— Start Input data —

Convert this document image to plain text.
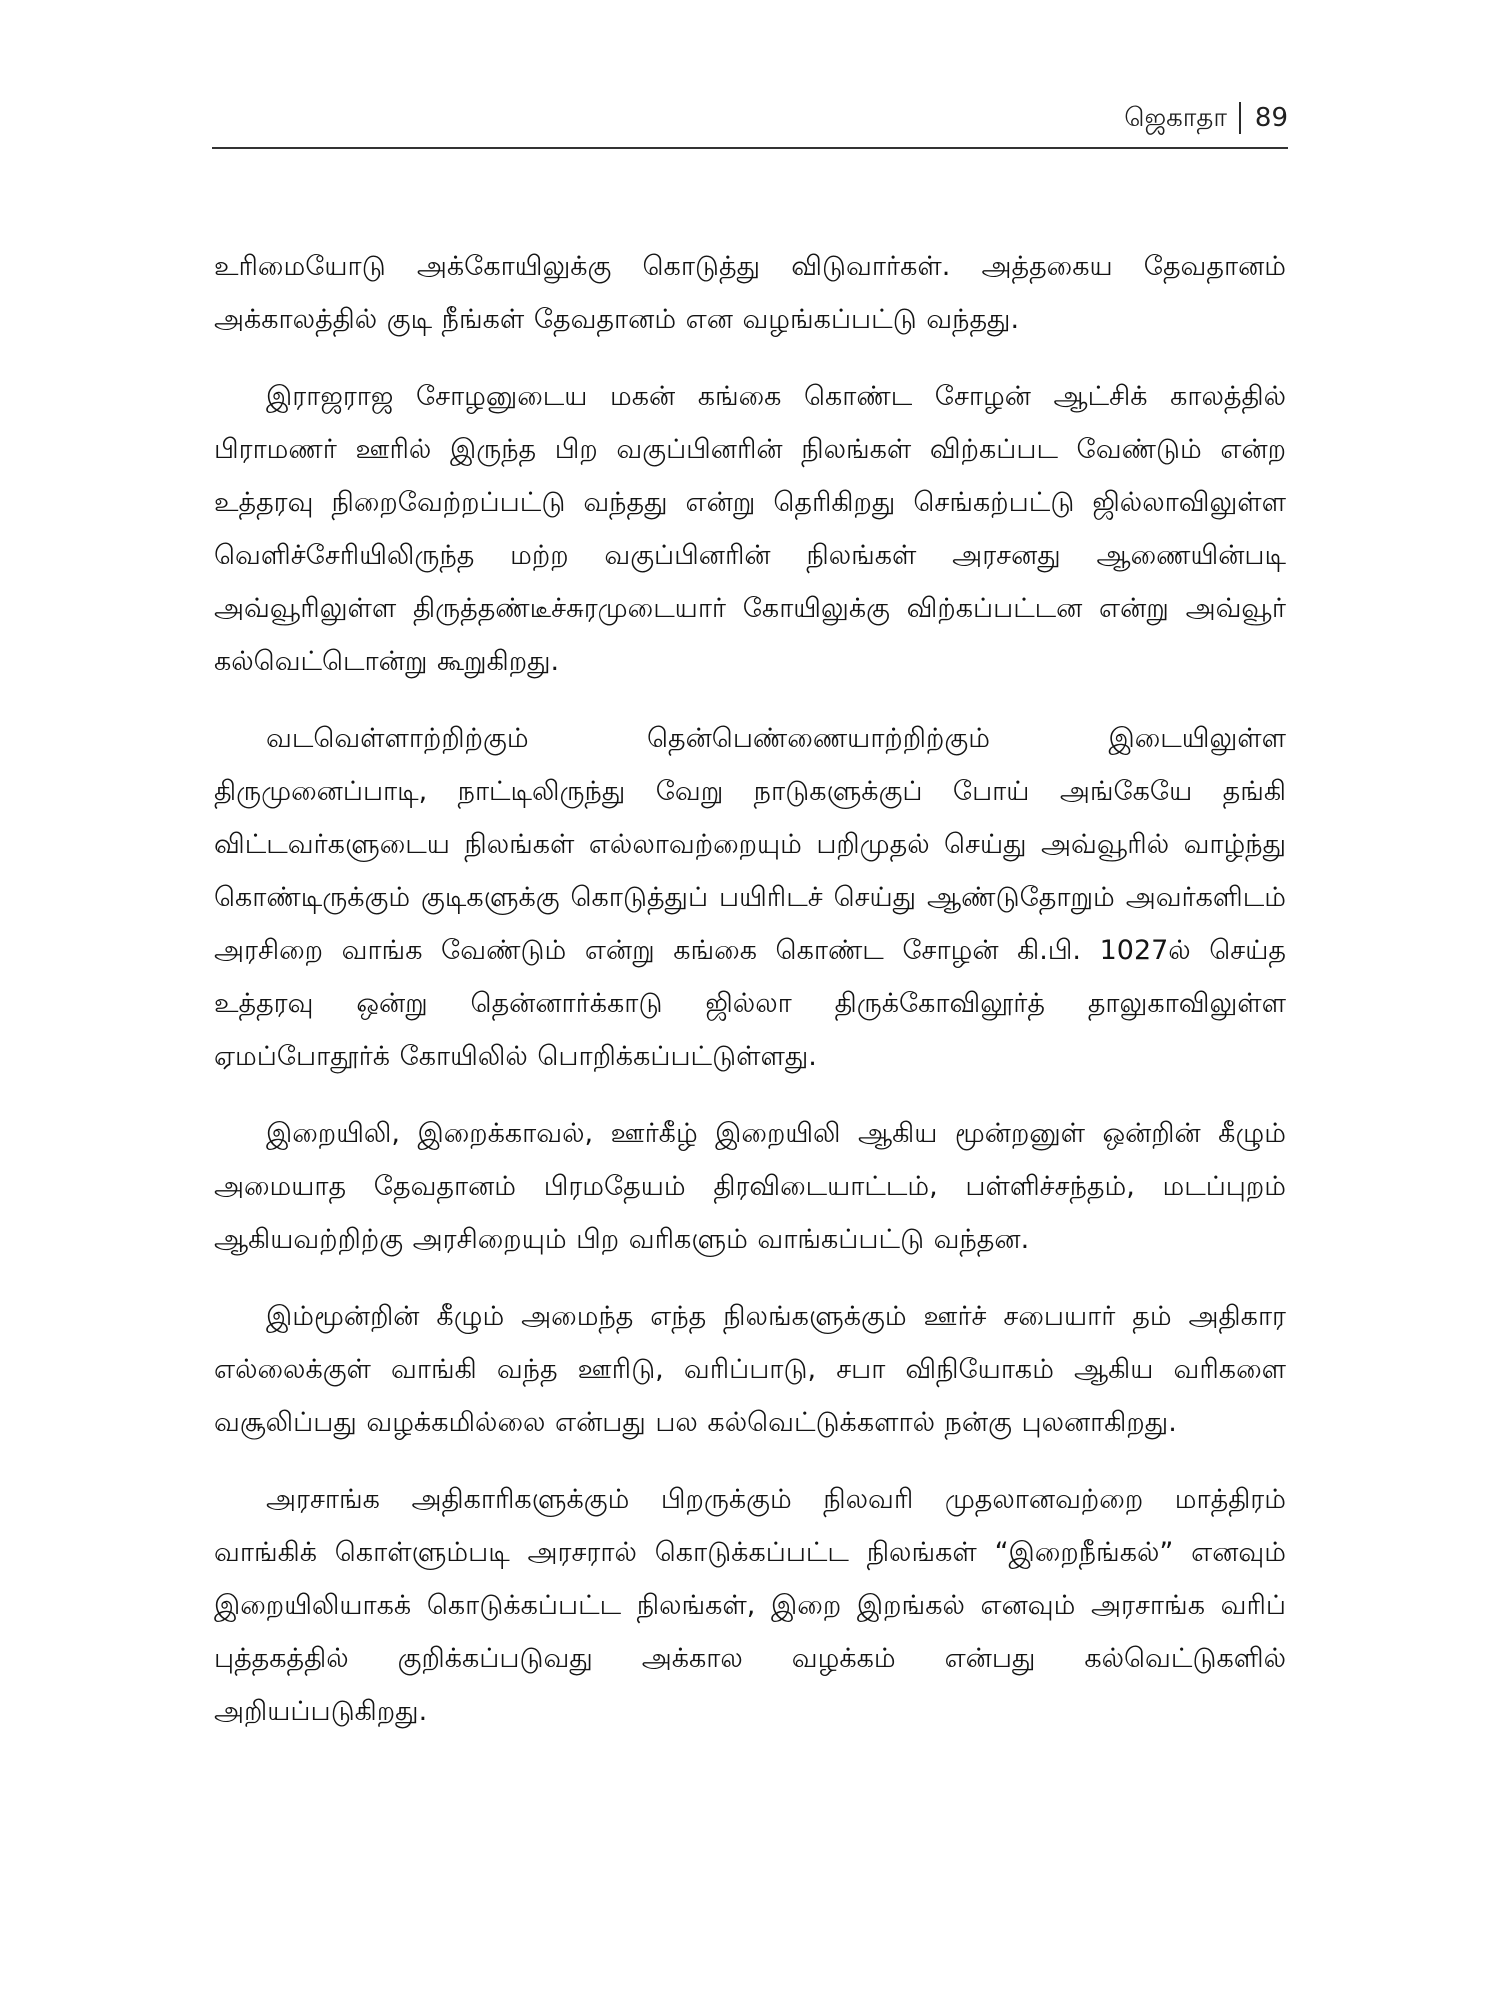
ஜெகாதா 89

உரிமையோடு அக்கோயிலுக்கு கொடுத்து விடுவார்கள். அத்தகைய தேவதானம் அக்காலத்தில் குடி நீங்கள் தேவதானம் என வழங்கப்பட்டு வந்தது.

இராஜராஜ சோழனுடைய மகன் கங்கை கொண்ட சோழன் ஆட்சிக் காலத்தில் பிராமணர் ஊரில் இருந்த பிற வகுப்பினரின் நிலங்கள் விற்கப்பட வேண்டும் என்ற உத்தரவு நிறைவேற்றப்பட்டு வந்தது என்று தெரிகிறது செங்கற்பட்டு ஜில்லாவிலுள்ள வெளிச்சேரியிலிருந்த மற்ற வகுப்பினரின் நிலங்கள் அரசனது ஆணையின்படி அவ்வூரிலுள்ள திருத்தண்டீச்சுரமுடையார் கோயிலுக்கு விற்கப்பட்டன என்று அவ்வூர் கல்வெட்டொன்று கூறுகிறது.

வடவெள்ளாற்றிற்கும் தென்பெண்ணையாற்றிற்கும் இடையிலுள்ள திருமுனைப்பாடி, நாட்டிலிருந்து வேறு நாடுகளுக்குப் போய் அங்கேயே தங்கி விட்டவர்களுடைய நிலங்கள் எல்லாவற்றையும் பறிமுதல் செய்து அவ்வூரில் வாழ்ந்து கொண்டிருக்கும் குடிகளுக்கு கொடுத்துப் பயிரிடச் செய்து ஆண்டுதோறும் அவர்களிடம் அரசிறை வாங்க வேண்டும் என்று கங்கை கொண்ட சோழன் கி.பி. 1027ல் செய்த உத்தரவு ஒன்று தென்னார்க்காடு ஜில்லா திருக்கோவிலூர்த் தாலுகாவிலுள்ள ஏமப்போதூர்க் கோயிலில் பொறிக்கப்பட்டுள்ளது.

இறையிலி, இறைக்காவல், ஊர்கீழ் இறையிலி ஆகிய மூன்றனுள் ஒன்றின் கீழும் அமையாத தேவதானம் பிரமதேயம் திரவிடையாட்டம், பள்ளிச்சந்தம், மடப்புறம் ஆகியவற்றிற்கு அரசிறையும் பிற வரிகளும் வாங்கப்பட்டு வந்தன.

இம்மூன்றின் கீழும் அமைந்த எந்த நிலங்களுக்கும் ஊர்ச் சபையார் தம் அதிகார எல்லைக்குள் வாங்கி வந்த ஊரிடு, வரிப்பாடு, சபா விநியோகம் ஆகிய வரிகளை வசூலிப்பது வழக்கமில்லை என்பது பல கல்வெட்டுக்களால் நன்கு புலனாகிறது.

அரசாங்க அதிகாரிகளுக்கும் பிறருக்கும் நிலவரி முதலானவற்றை மாத்திரம் வாங்கிக் கொள்ளும்படி அரசரால் கொடுக்கப்பட்ட நிலங்கள் “இறைநீங்கல்” எனவும் இறையிலியாகக் கொடுக்கப்பட்ட நிலங்கள், இறை இறங்கல் எனவும் அரசாங்க வரிப் புத்தகத்தில் குறிக்கப்படுவது அக்கால வழக்கம் என்பது கல்வெட்டுகளில் அறியப்படுகிறது.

— End Input data —

> [Exercise goal]
Give all the entries again exactly, dropping each picture.

> [Response]
Convert this document image to plain text.
ஜெகாதா 89

உரிமையோடு அக்கோயிலுக்கு கொடுத்து விடுவார்கள். அத்தகைய தேவதானம் அக்காலத்தில் குடி நீங்கள் தேவதானம் என வழங்கப்பட்டு வந்தது.

இராஜராஜ சோழனுடைய மகன் கங்கை கொண்ட சோழன் ஆட்சிக் காலத்தில் பிராமணர் ஊரில் இருந்த பிற வகுப்பினரின் நிலங்கள் விற்கப்பட வேண்டும் என்ற உத்தரவு நிறைவேற்றப்பட்டு வந்தது என்று தெரிகிறது செங்கற்பட்டு ஜில்லாவிலுள்ள வெளிச்சேரியிலிருந்த மற்ற வகுப்பினரின் நிலங்கள் அரசனது ஆணையின்படி அவ்வூரிலுள்ள திருத்தண்டீச்சுரமுடையார் கோயிலுக்கு விற்கப்பட்டன என்று அவ்வூர் கல்வெட்டொன்று கூறுகிறது.

வடவெள்ளாற்றிற்கும் தென்பெண்ணையாற்றிற்கும் இடையிலுள்ள திருமுனைப்பாடி, நாட்டிலிருந்து வேறு நாடுகளுக்குப் போய் அங்கேயே தங்கி விட்டவர்களுடைய நிலங்கள் எல்லாவற்றையும் பறிமுதல் செய்து அவ்வூரில் வாழ்ந்து கொண்டிருக்கும் குடிகளுக்கு கொடுத்துப் பயிரிடச் செய்து ஆண்டுதோறும் அவர்களிடம் அரசிறை வாங்க வேண்டும் என்று கங்கை கொண்ட சோழன் கி.பி. 1027ல் செய்த உத்தரவு ஒன்று தென்னார்க்காடு ஜில்லா திருக்கோவிலூர்த் தாலுகாவிலுள்ள ஏமப்போதூர்க் கோயிலில் பொறிக்கப்பட்டுள்ளது.

இறையிலி, இறைக்காவல், ஊர்கீழ் இறையிலி ஆகிய மூன்றனுள் ஒன்றின் கீழும் அமையாத தேவதானம் பிரமதேயம் திரவிடையாட்டம், பள்ளிச்சந்தம், மடப்புறம் ஆகியவற்றிற்கு அரசிறையும் பிற வரிகளும் வாங்கப்பட்டு வந்தன.

இம்மூன்றின் கீழும் அமைந்த எந்த நிலங்களுக்கும் ஊர்ச் சபையார் தம் அதிகார எல்லைக்குள் வாங்கி வந்த ஊரிடு, வரிப்பாடு, சபா விநியோகம் ஆகிய வரிகளை வசூலிப்பது வழக்கமில்லை என்பது பல கல்வெட்டுக்களால் நன்கு புலனாகிறது.

அரசாங்க அதிகாரிகளுக்கும் பிறருக்கும் நிலவரி முதலானவற்றை மாத்திரம் வாங்கிக் கொள்ளும்படி அரசரால் கொடுக்கப்பட்ட நிலங்கள் “இறைநீங்கல்” எனவும் இறையிலியாகக் கொடுக்கப்பட்ட நிலங்கள், இறை இறங்கல் எனவும் அரசாங்க வரிப் புத்தகத்தில் குறிக்கப்படுவது அக்கால வழக்கம் என்பது கல்வெட்டுகளில் அறியப்படுகிறது.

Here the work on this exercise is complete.